DATA EXTRACT.
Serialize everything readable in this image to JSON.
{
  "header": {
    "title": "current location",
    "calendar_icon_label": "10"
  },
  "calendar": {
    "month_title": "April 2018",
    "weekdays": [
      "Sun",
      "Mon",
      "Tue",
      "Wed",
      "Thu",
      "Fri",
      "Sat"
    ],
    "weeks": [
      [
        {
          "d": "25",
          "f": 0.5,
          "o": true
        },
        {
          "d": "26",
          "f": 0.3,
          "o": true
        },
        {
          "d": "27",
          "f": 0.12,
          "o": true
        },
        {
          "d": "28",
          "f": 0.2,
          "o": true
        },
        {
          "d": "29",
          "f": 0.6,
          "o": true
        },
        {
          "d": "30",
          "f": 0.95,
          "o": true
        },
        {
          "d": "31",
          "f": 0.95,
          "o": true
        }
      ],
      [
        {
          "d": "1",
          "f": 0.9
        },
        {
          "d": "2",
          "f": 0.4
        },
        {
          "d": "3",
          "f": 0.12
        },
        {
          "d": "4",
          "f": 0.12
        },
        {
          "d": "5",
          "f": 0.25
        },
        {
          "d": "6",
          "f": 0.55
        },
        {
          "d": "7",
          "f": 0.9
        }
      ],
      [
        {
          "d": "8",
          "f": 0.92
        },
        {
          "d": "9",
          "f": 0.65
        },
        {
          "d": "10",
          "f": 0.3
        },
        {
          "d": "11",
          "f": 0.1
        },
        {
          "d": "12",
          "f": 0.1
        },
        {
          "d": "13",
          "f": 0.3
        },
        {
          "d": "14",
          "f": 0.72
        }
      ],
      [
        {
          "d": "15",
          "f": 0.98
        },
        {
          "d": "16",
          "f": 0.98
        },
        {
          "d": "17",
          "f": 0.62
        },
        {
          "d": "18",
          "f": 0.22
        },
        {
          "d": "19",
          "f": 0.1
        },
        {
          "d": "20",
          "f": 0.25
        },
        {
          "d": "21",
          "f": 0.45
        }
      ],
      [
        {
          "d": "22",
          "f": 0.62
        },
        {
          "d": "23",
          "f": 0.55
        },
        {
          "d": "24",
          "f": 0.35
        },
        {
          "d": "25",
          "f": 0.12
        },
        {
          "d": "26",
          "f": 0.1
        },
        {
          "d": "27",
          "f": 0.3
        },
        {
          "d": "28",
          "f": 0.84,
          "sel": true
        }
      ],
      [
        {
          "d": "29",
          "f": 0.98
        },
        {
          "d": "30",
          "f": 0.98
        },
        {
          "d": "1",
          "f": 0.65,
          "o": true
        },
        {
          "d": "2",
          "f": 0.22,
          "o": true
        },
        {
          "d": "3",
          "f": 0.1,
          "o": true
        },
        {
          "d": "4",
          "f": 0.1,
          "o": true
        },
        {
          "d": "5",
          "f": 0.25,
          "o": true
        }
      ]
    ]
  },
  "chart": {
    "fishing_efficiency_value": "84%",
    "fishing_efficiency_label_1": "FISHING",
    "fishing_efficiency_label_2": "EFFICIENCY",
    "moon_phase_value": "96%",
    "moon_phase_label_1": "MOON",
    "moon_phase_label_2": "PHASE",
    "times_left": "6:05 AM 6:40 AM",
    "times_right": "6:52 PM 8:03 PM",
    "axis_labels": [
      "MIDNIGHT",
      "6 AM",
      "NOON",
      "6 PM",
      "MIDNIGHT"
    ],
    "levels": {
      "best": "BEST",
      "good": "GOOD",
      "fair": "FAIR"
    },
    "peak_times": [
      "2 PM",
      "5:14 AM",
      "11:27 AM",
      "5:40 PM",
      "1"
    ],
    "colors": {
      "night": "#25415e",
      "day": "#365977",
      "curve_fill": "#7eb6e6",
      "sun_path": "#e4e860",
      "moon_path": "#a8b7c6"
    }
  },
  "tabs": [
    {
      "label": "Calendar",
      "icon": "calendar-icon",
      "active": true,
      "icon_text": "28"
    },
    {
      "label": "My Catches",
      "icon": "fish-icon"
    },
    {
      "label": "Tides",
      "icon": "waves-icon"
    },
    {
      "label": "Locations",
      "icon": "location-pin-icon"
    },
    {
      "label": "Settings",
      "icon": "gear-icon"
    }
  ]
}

--

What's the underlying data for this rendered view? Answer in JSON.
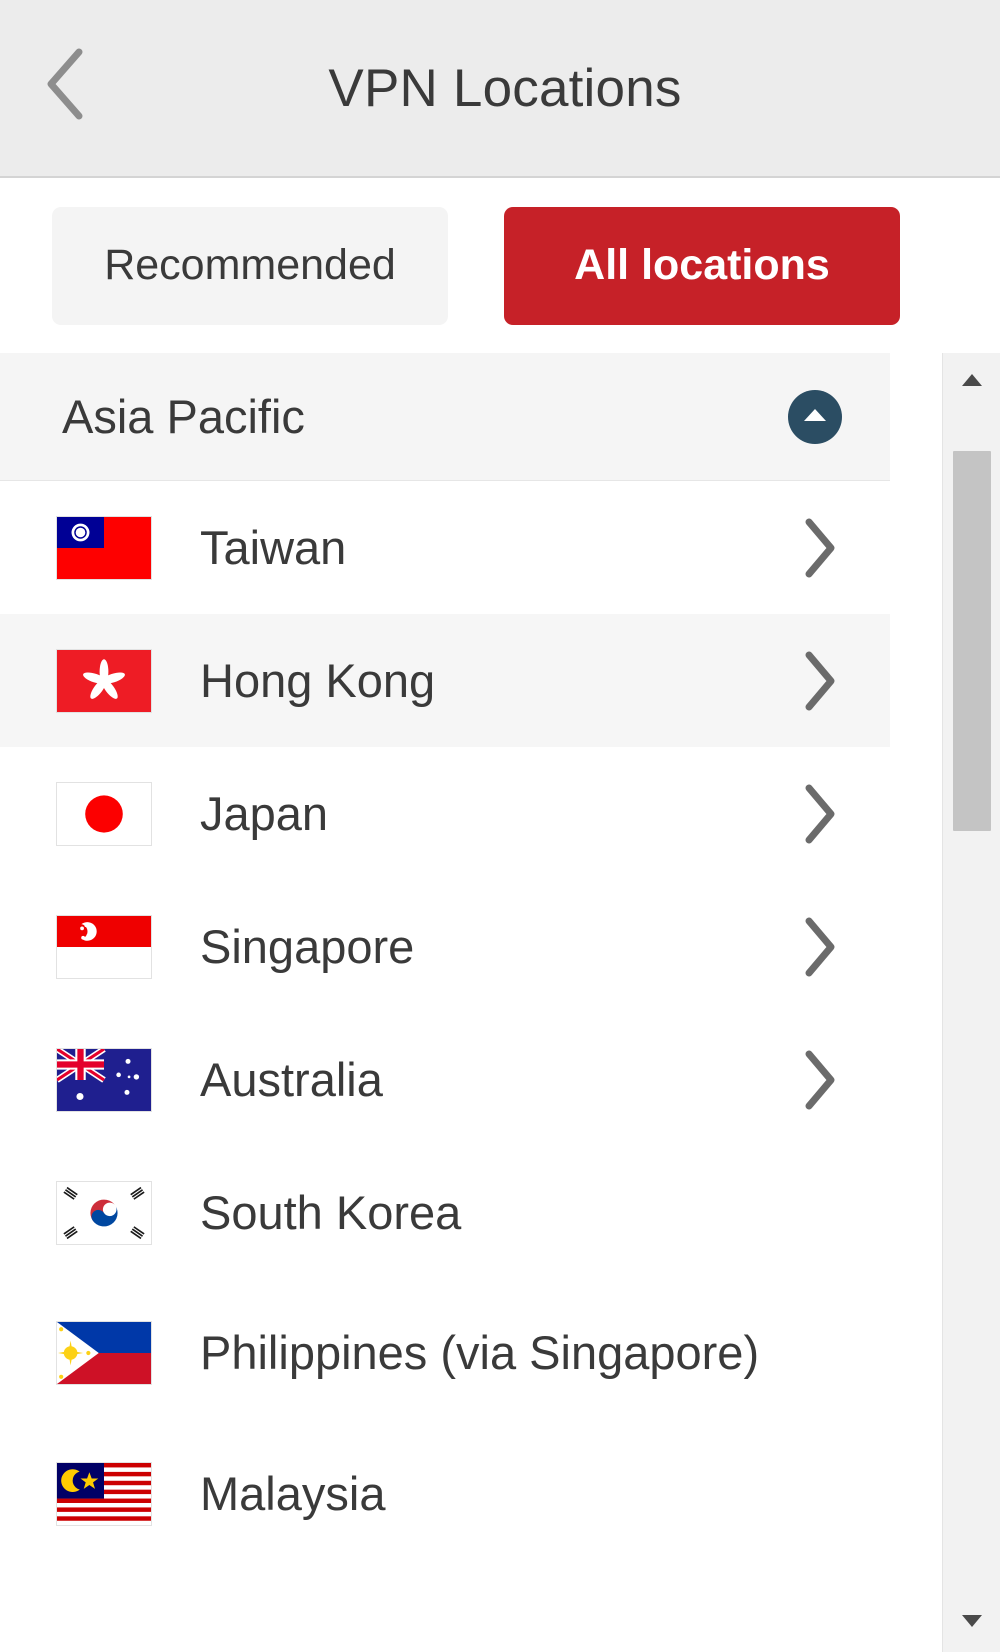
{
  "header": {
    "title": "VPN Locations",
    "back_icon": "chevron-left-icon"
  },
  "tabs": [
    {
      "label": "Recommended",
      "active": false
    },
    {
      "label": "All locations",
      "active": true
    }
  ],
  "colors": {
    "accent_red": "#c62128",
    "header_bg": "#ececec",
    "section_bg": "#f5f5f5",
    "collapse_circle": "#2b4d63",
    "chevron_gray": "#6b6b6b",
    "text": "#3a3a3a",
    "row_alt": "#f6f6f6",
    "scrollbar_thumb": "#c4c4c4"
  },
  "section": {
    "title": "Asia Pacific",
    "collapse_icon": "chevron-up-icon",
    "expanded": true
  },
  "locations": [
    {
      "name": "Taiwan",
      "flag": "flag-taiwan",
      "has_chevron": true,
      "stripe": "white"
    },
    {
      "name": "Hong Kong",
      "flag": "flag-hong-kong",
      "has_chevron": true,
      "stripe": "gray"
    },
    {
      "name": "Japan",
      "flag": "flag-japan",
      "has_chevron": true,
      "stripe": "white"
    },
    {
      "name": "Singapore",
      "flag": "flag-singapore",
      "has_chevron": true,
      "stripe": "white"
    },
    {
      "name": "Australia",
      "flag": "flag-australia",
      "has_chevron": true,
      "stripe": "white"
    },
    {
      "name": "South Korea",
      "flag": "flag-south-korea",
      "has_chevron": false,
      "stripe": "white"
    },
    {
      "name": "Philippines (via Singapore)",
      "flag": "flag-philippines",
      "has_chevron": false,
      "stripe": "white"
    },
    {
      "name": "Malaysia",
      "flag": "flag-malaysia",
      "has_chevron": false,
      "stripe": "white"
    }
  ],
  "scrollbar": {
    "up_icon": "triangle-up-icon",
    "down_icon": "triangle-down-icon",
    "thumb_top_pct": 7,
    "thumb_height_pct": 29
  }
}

EXERCISE.
Review the preceding data and report every line that includes the string "JSON".

FULL RESPONSE.
Serialize everything readable in this image to JSON.
What's the underlying data for this rendered view? Answer in JSON.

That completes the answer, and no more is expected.